▶ [RECORDS]:
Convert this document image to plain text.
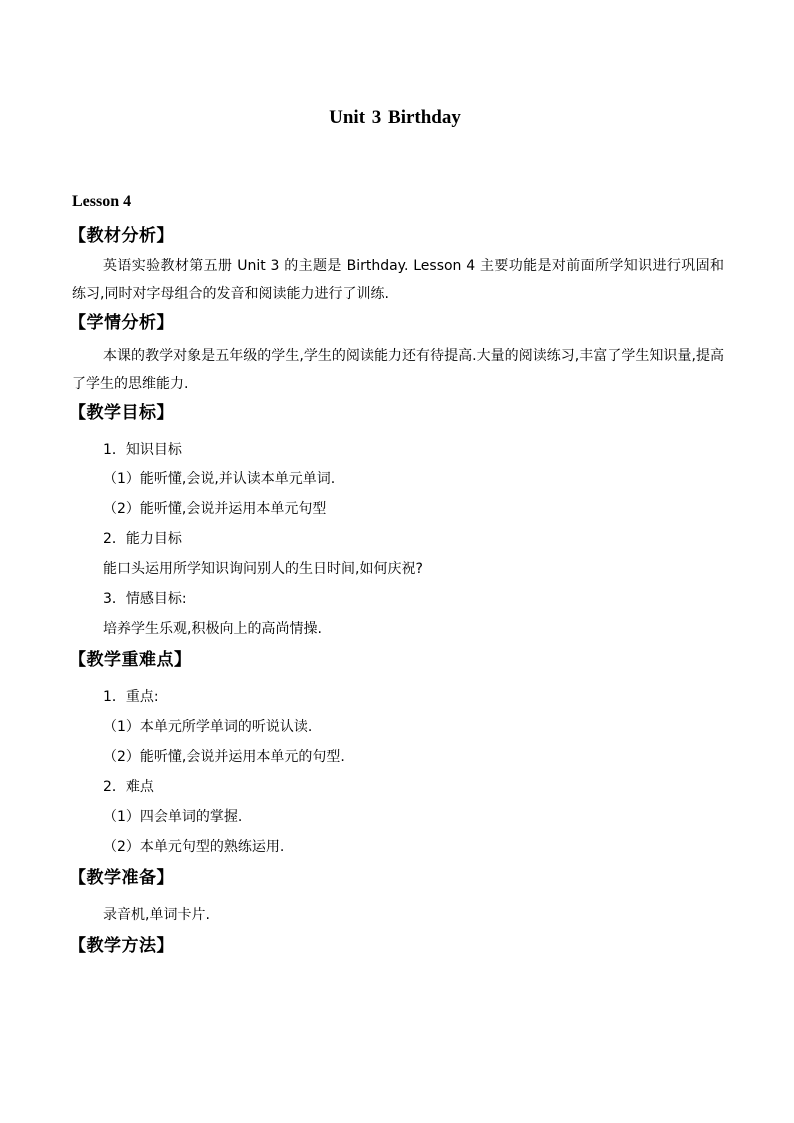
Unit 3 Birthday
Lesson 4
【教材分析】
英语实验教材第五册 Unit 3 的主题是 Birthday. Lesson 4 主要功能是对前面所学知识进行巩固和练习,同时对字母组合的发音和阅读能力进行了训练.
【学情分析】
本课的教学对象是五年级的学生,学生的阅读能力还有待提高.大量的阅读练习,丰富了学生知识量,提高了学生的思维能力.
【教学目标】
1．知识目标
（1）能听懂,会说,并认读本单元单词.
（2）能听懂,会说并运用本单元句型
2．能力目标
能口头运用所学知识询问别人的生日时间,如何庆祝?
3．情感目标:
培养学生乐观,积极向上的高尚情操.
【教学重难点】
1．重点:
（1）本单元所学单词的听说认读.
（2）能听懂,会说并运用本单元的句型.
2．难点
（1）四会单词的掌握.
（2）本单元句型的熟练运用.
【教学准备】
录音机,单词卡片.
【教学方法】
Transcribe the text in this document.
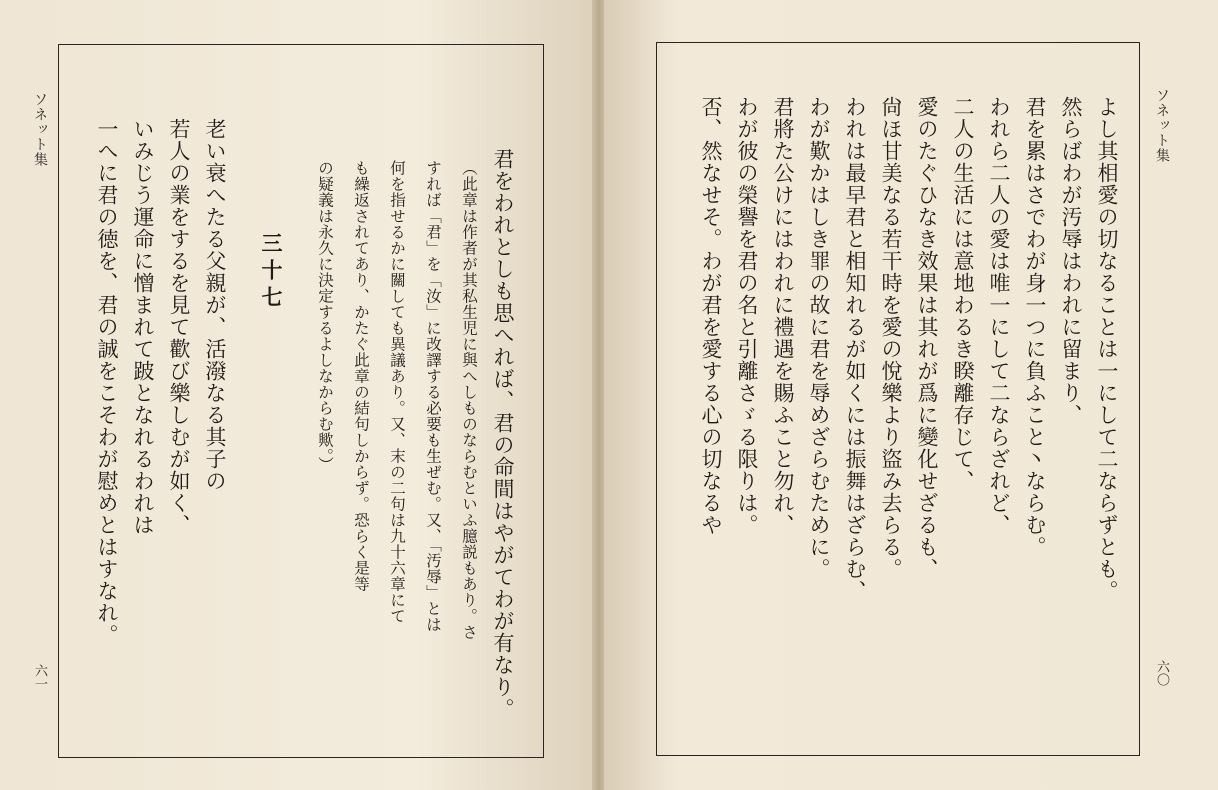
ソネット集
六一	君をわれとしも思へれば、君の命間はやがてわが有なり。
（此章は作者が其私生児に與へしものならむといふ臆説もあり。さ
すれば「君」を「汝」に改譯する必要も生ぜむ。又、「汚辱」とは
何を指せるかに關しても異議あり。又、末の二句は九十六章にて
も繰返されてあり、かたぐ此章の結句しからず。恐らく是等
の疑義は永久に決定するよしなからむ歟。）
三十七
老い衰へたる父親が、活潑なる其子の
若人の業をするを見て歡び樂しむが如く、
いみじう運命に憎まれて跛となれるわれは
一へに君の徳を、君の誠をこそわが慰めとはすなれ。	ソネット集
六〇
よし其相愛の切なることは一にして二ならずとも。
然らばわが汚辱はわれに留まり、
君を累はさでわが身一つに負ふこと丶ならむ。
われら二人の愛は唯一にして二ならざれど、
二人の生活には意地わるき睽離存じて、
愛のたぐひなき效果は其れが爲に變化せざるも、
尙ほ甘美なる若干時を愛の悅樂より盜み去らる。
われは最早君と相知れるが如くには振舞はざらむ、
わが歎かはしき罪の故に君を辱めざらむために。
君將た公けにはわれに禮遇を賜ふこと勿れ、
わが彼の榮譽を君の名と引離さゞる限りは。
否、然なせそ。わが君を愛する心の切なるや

▶ [AIM]: Word for word, restate the lines from the one containing "Transcribe the text in this document." through the end of the listing, and nothing more. Skip the pictures.

▶ [EXPECTED OUTPUT]:
Transcribe the text in this document.
ソネット集
六一	君をわれとしも思へれば、君の命間はやがてわが有なり。
（此章は作者が其私生児に與へしものならむといふ臆説もあり。さ
すれば「君」を「汝」に改譯する必要も生ぜむ。又、「汚辱」とは
何を指せるかに關しても異議あり。又、末の二句は九十六章にて
も繰返されてあり、かたぐ此章の結句しからず。恐らく是等
の疑義は永久に決定するよしなからむ歟。）
三十七
老い衰へたる父親が、活潑なる其子の
若人の業をするを見て歡び樂しむが如く、
いみじう運命に憎まれて跛となれるわれは
一へに君の徳を、君の誠をこそわが慰めとはすなれ。	ソネット集
六〇
よし其相愛の切なることは一にして二ならずとも。
然らばわが汚辱はわれに留まり、
君を累はさでわが身一つに負ふこと丶ならむ。
われら二人の愛は唯一にして二ならざれど、
二人の生活には意地わるき睽離存じて、
愛のたぐひなき效果は其れが爲に變化せざるも、
尙ほ甘美なる若干時を愛の悅樂より盜み去らる。
われは最早君と相知れるが如くには振舞はざらむ、
わが歎かはしき罪の故に君を辱めざらむために。
君將た公けにはわれに禮遇を賜ふこと勿れ、
わが彼の榮譽を君の名と引離さゞる限りは。
否、然なせそ。わが君を愛する心の切なるや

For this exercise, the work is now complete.